Please set down all the lines beneath this one exactly, without the pictures.

(begin)

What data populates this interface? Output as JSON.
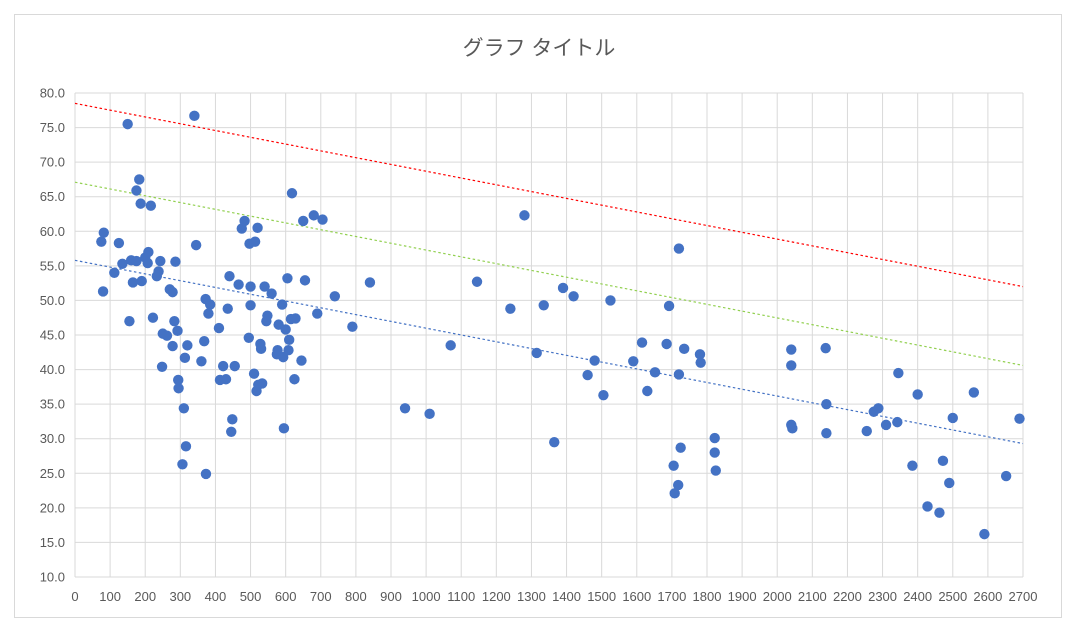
{
  "chart_data": {
    "type": "scatter",
    "title": "グラフ タイトル",
    "xlabel": "",
    "ylabel": "",
    "xlim": [
      0,
      2700
    ],
    "ylim": [
      10,
      80
    ],
    "x_ticks": [
      0,
      100,
      200,
      300,
      400,
      500,
      600,
      700,
      800,
      900,
      1000,
      1100,
      1200,
      1300,
      1400,
      1500,
      1600,
      1700,
      1800,
      1900,
      2000,
      2100,
      2200,
      2300,
      2400,
      2500,
      2600,
      2700
    ],
    "y_ticks": [
      10,
      15,
      20,
      25,
      30,
      35,
      40,
      45,
      50,
      55,
      60,
      65,
      70,
      75,
      80
    ],
    "y_tick_labels": [
      "10.0",
      "15.0",
      "20.0",
      "25.0",
      "30.0",
      "35.0",
      "40.0",
      "45.0",
      "50.0",
      "55.0",
      "60.0",
      "65.0",
      "70.0",
      "75.0",
      "80.0"
    ],
    "grid": true,
    "legend": "none",
    "colors": {
      "points": "#4472c4",
      "trend": "#4472c4",
      "upper": "#ff0000",
      "middle": "#92d050",
      "grid": "#d9d9d9",
      "text": "#595959"
    },
    "points": [
      [
        75,
        58.5
      ],
      [
        80,
        51.3
      ],
      [
        82,
        59.8
      ],
      [
        112,
        54
      ],
      [
        125,
        58.3
      ],
      [
        135,
        55.3
      ],
      [
        150,
        75.5
      ],
      [
        155,
        47
      ],
      [
        160,
        55.8
      ],
      [
        165,
        52.6
      ],
      [
        175,
        55.7
      ],
      [
        175,
        65.9
      ],
      [
        183,
        67.5
      ],
      [
        187,
        64
      ],
      [
        190,
        52.8
      ],
      [
        200,
        56.2
      ],
      [
        207,
        55.4
      ],
      [
        209,
        57
      ],
      [
        216,
        63.7
      ],
      [
        222,
        47.5
      ],
      [
        233,
        53.5
      ],
      [
        238,
        54.2
      ],
      [
        243,
        55.7
      ],
      [
        248,
        40.4
      ],
      [
        250,
        45.2
      ],
      [
        262,
        44.9
      ],
      [
        270,
        51.6
      ],
      [
        278,
        51.2
      ],
      [
        278,
        43.4
      ],
      [
        283,
        47
      ],
      [
        286,
        55.6
      ],
      [
        292,
        45.6
      ],
      [
        294,
        38.5
      ],
      [
        295,
        37.3
      ],
      [
        306,
        26.3
      ],
      [
        310,
        34.4
      ],
      [
        313,
        41.7
      ],
      [
        316,
        28.9
      ],
      [
        320,
        43.5
      ],
      [
        340,
        76.7
      ],
      [
        345,
        58
      ],
      [
        360,
        41.2
      ],
      [
        368,
        44.1
      ],
      [
        372,
        50.2
      ],
      [
        373,
        24.9
      ],
      [
        380,
        48.1
      ],
      [
        385,
        49.4
      ],
      [
        410,
        46
      ],
      [
        413,
        38.5
      ],
      [
        422,
        40.5
      ],
      [
        430,
        38.6
      ],
      [
        435,
        48.8
      ],
      [
        440,
        53.5
      ],
      [
        445,
        31
      ],
      [
        448,
        32.8
      ],
      [
        455,
        40.5
      ],
      [
        466,
        52.3
      ],
      [
        475,
        60.4
      ],
      [
        483,
        61.5
      ],
      [
        495,
        44.6
      ],
      [
        497,
        58.2
      ],
      [
        500,
        52
      ],
      [
        500,
        49.3
      ],
      [
        510,
        39.4
      ],
      [
        513,
        58.5
      ],
      [
        517,
        36.9
      ],
      [
        520,
        60.5
      ],
      [
        522,
        37.8
      ],
      [
        528,
        43.7
      ],
      [
        530,
        43
      ],
      [
        533,
        38
      ],
      [
        540,
        52
      ],
      [
        545,
        47
      ],
      [
        548,
        47.8
      ],
      [
        560,
        51
      ],
      [
        575,
        42.2
      ],
      [
        577,
        42.8
      ],
      [
        580,
        46.5
      ],
      [
        590,
        49.4
      ],
      [
        593,
        41.8
      ],
      [
        595,
        31.5
      ],
      [
        600,
        45.8
      ],
      [
        605,
        53.2
      ],
      [
        608,
        42.8
      ],
      [
        610,
        44.3
      ],
      [
        615,
        47.3
      ],
      [
        618,
        65.5
      ],
      [
        625,
        38.6
      ],
      [
        628,
        47.4
      ],
      [
        645,
        41.3
      ],
      [
        650,
        61.5
      ],
      [
        655,
        52.9
      ],
      [
        680,
        62.3
      ],
      [
        690,
        48.1
      ],
      [
        705,
        61.7
      ],
      [
        740,
        50.6
      ],
      [
        790,
        46.2
      ],
      [
        840,
        52.6
      ],
      [
        940,
        34.4
      ],
      [
        1010,
        33.6
      ],
      [
        1070,
        43.5
      ],
      [
        1145,
        52.7
      ],
      [
        1240,
        48.8
      ],
      [
        1280,
        62.3
      ],
      [
        1315,
        42.4
      ],
      [
        1335,
        49.3
      ],
      [
        1365,
        29.5
      ],
      [
        1390,
        51.8
      ],
      [
        1420,
        50.6
      ],
      [
        1460,
        39.2
      ],
      [
        1480,
        41.3
      ],
      [
        1505,
        36.3
      ],
      [
        1525,
        50
      ],
      [
        1590,
        41.2
      ],
      [
        1615,
        43.9
      ],
      [
        1630,
        36.9
      ],
      [
        1652,
        39.6
      ],
      [
        1685,
        43.7
      ],
      [
        1692,
        49.2
      ],
      [
        1705,
        26.1
      ],
      [
        1708,
        22.1
      ],
      [
        1718,
        23.3
      ],
      [
        1720,
        57.5
      ],
      [
        1720,
        39.3
      ],
      [
        1725,
        28.7
      ],
      [
        1735,
        43
      ],
      [
        1780,
        42.2
      ],
      [
        1782,
        41
      ],
      [
        1822,
        30.1
      ],
      [
        1822,
        28
      ],
      [
        1825,
        25.4
      ],
      [
        2040,
        42.9
      ],
      [
        2040,
        40.6
      ],
      [
        2040,
        32
      ],
      [
        2043,
        31.5
      ],
      [
        2138,
        43.1
      ],
      [
        2140,
        35
      ],
      [
        2140,
        30.8
      ],
      [
        2255,
        31.1
      ],
      [
        2275,
        33.9
      ],
      [
        2288,
        34.4
      ],
      [
        2310,
        32
      ],
      [
        2342,
        32.4
      ],
      [
        2345,
        39.5
      ],
      [
        2385,
        26.1
      ],
      [
        2400,
        36.4
      ],
      [
        2428,
        20.2
      ],
      [
        2462,
        19.3
      ],
      [
        2472,
        26.8
      ],
      [
        2490,
        23.6
      ],
      [
        2500,
        33
      ],
      [
        2560,
        36.7
      ],
      [
        2590,
        16.2
      ],
      [
        2652,
        24.6
      ],
      [
        2690,
        32.9
      ]
    ],
    "trendlines": [
      {
        "kind": "linear_fit",
        "from": [
          0,
          55.8
        ],
        "to": [
          2700,
          29.3
        ]
      },
      {
        "kind": "upper",
        "from": [
          0,
          78.5
        ],
        "to": [
          2700,
          52
        ]
      },
      {
        "kind": "middle",
        "from": [
          0,
          67.1
        ],
        "to": [
          2700,
          40.6
        ]
      }
    ]
  }
}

(end)

> [The reply]:
What data populates this interface? Output as JSON.
{
  "chart_data": {
    "type": "scatter",
    "title": "グラフ タイトル",
    "xlabel": "",
    "ylabel": "",
    "xlim": [
      0,
      2700
    ],
    "ylim": [
      10,
      80
    ],
    "x_ticks": [
      0,
      100,
      200,
      300,
      400,
      500,
      600,
      700,
      800,
      900,
      1000,
      1100,
      1200,
      1300,
      1400,
      1500,
      1600,
      1700,
      1800,
      1900,
      2000,
      2100,
      2200,
      2300,
      2400,
      2500,
      2600,
      2700
    ],
    "y_ticks": [
      10,
      15,
      20,
      25,
      30,
      35,
      40,
      45,
      50,
      55,
      60,
      65,
      70,
      75,
      80
    ],
    "y_tick_labels": [
      "10.0",
      "15.0",
      "20.0",
      "25.0",
      "30.0",
      "35.0",
      "40.0",
      "45.0",
      "50.0",
      "55.0",
      "60.0",
      "65.0",
      "70.0",
      "75.0",
      "80.0"
    ],
    "grid": true,
    "legend": "none",
    "colors": {
      "points": "#4472c4",
      "trend": "#4472c4",
      "upper": "#ff0000",
      "middle": "#92d050",
      "grid": "#d9d9d9",
      "text": "#595959"
    },
    "points": [
      [
        75,
        58.5
      ],
      [
        80,
        51.3
      ],
      [
        82,
        59.8
      ],
      [
        112,
        54
      ],
      [
        125,
        58.3
      ],
      [
        135,
        55.3
      ],
      [
        150,
        75.5
      ],
      [
        155,
        47
      ],
      [
        160,
        55.8
      ],
      [
        165,
        52.6
      ],
      [
        175,
        55.7
      ],
      [
        175,
        65.9
      ],
      [
        183,
        67.5
      ],
      [
        187,
        64
      ],
      [
        190,
        52.8
      ],
      [
        200,
        56.2
      ],
      [
        207,
        55.4
      ],
      [
        209,
        57
      ],
      [
        216,
        63.7
      ],
      [
        222,
        47.5
      ],
      [
        233,
        53.5
      ],
      [
        238,
        54.2
      ],
      [
        243,
        55.7
      ],
      [
        248,
        40.4
      ],
      [
        250,
        45.2
      ],
      [
        262,
        44.9
      ],
      [
        270,
        51.6
      ],
      [
        278,
        51.2
      ],
      [
        278,
        43.4
      ],
      [
        283,
        47
      ],
      [
        286,
        55.6
      ],
      [
        292,
        45.6
      ],
      [
        294,
        38.5
      ],
      [
        295,
        37.3
      ],
      [
        306,
        26.3
      ],
      [
        310,
        34.4
      ],
      [
        313,
        41.7
      ],
      [
        316,
        28.9
      ],
      [
        320,
        43.5
      ],
      [
        340,
        76.7
      ],
      [
        345,
        58
      ],
      [
        360,
        41.2
      ],
      [
        368,
        44.1
      ],
      [
        372,
        50.2
      ],
      [
        373,
        24.9
      ],
      [
        380,
        48.1
      ],
      [
        385,
        49.4
      ],
      [
        410,
        46
      ],
      [
        413,
        38.5
      ],
      [
        422,
        40.5
      ],
      [
        430,
        38.6
      ],
      [
        435,
        48.8
      ],
      [
        440,
        53.5
      ],
      [
        445,
        31
      ],
      [
        448,
        32.8
      ],
      [
        455,
        40.5
      ],
      [
        466,
        52.3
      ],
      [
        475,
        60.4
      ],
      [
        483,
        61.5
      ],
      [
        495,
        44.6
      ],
      [
        497,
        58.2
      ],
      [
        500,
        52
      ],
      [
        500,
        49.3
      ],
      [
        510,
        39.4
      ],
      [
        513,
        58.5
      ],
      [
        517,
        36.9
      ],
      [
        520,
        60.5
      ],
      [
        522,
        37.8
      ],
      [
        528,
        43.7
      ],
      [
        530,
        43
      ],
      [
        533,
        38
      ],
      [
        540,
        52
      ],
      [
        545,
        47
      ],
      [
        548,
        47.8
      ],
      [
        560,
        51
      ],
      [
        575,
        42.2
      ],
      [
        577,
        42.8
      ],
      [
        580,
        46.5
      ],
      [
        590,
        49.4
      ],
      [
        593,
        41.8
      ],
      [
        595,
        31.5
      ],
      [
        600,
        45.8
      ],
      [
        605,
        53.2
      ],
      [
        608,
        42.8
      ],
      [
        610,
        44.3
      ],
      [
        615,
        47.3
      ],
      [
        618,
        65.5
      ],
      [
        625,
        38.6
      ],
      [
        628,
        47.4
      ],
      [
        645,
        41.3
      ],
      [
        650,
        61.5
      ],
      [
        655,
        52.9
      ],
      [
        680,
        62.3
      ],
      [
        690,
        48.1
      ],
      [
        705,
        61.7
      ],
      [
        740,
        50.6
      ],
      [
        790,
        46.2
      ],
      [
        840,
        52.6
      ],
      [
        940,
        34.4
      ],
      [
        1010,
        33.6
      ],
      [
        1070,
        43.5
      ],
      [
        1145,
        52.7
      ],
      [
        1240,
        48.8
      ],
      [
        1280,
        62.3
      ],
      [
        1315,
        42.4
      ],
      [
        1335,
        49.3
      ],
      [
        1365,
        29.5
      ],
      [
        1390,
        51.8
      ],
      [
        1420,
        50.6
      ],
      [
        1460,
        39.2
      ],
      [
        1480,
        41.3
      ],
      [
        1505,
        36.3
      ],
      [
        1525,
        50
      ],
      [
        1590,
        41.2
      ],
      [
        1615,
        43.9
      ],
      [
        1630,
        36.9
      ],
      [
        1652,
        39.6
      ],
      [
        1685,
        43.7
      ],
      [
        1692,
        49.2
      ],
      [
        1705,
        26.1
      ],
      [
        1708,
        22.1
      ],
      [
        1718,
        23.3
      ],
      [
        1720,
        57.5
      ],
      [
        1720,
        39.3
      ],
      [
        1725,
        28.7
      ],
      [
        1735,
        43
      ],
      [
        1780,
        42.2
      ],
      [
        1782,
        41
      ],
      [
        1822,
        30.1
      ],
      [
        1822,
        28
      ],
      [
        1825,
        25.4
      ],
      [
        2040,
        42.9
      ],
      [
        2040,
        40.6
      ],
      [
        2040,
        32
      ],
      [
        2043,
        31.5
      ],
      [
        2138,
        43.1
      ],
      [
        2140,
        35
      ],
      [
        2140,
        30.8
      ],
      [
        2255,
        31.1
      ],
      [
        2275,
        33.9
      ],
      [
        2288,
        34.4
      ],
      [
        2310,
        32
      ],
      [
        2342,
        32.4
      ],
      [
        2345,
        39.5
      ],
      [
        2385,
        26.1
      ],
      [
        2400,
        36.4
      ],
      [
        2428,
        20.2
      ],
      [
        2462,
        19.3
      ],
      [
        2472,
        26.8
      ],
      [
        2490,
        23.6
      ],
      [
        2500,
        33
      ],
      [
        2560,
        36.7
      ],
      [
        2590,
        16.2
      ],
      [
        2652,
        24.6
      ],
      [
        2690,
        32.9
      ]
    ],
    "trendlines": [
      {
        "kind": "linear_fit",
        "from": [
          0,
          55.8
        ],
        "to": [
          2700,
          29.3
        ]
      },
      {
        "kind": "upper",
        "from": [
          0,
          78.5
        ],
        "to": [
          2700,
          52
        ]
      },
      {
        "kind": "middle",
        "from": [
          0,
          67.1
        ],
        "to": [
          2700,
          40.6
        ]
      }
    ]
  }
}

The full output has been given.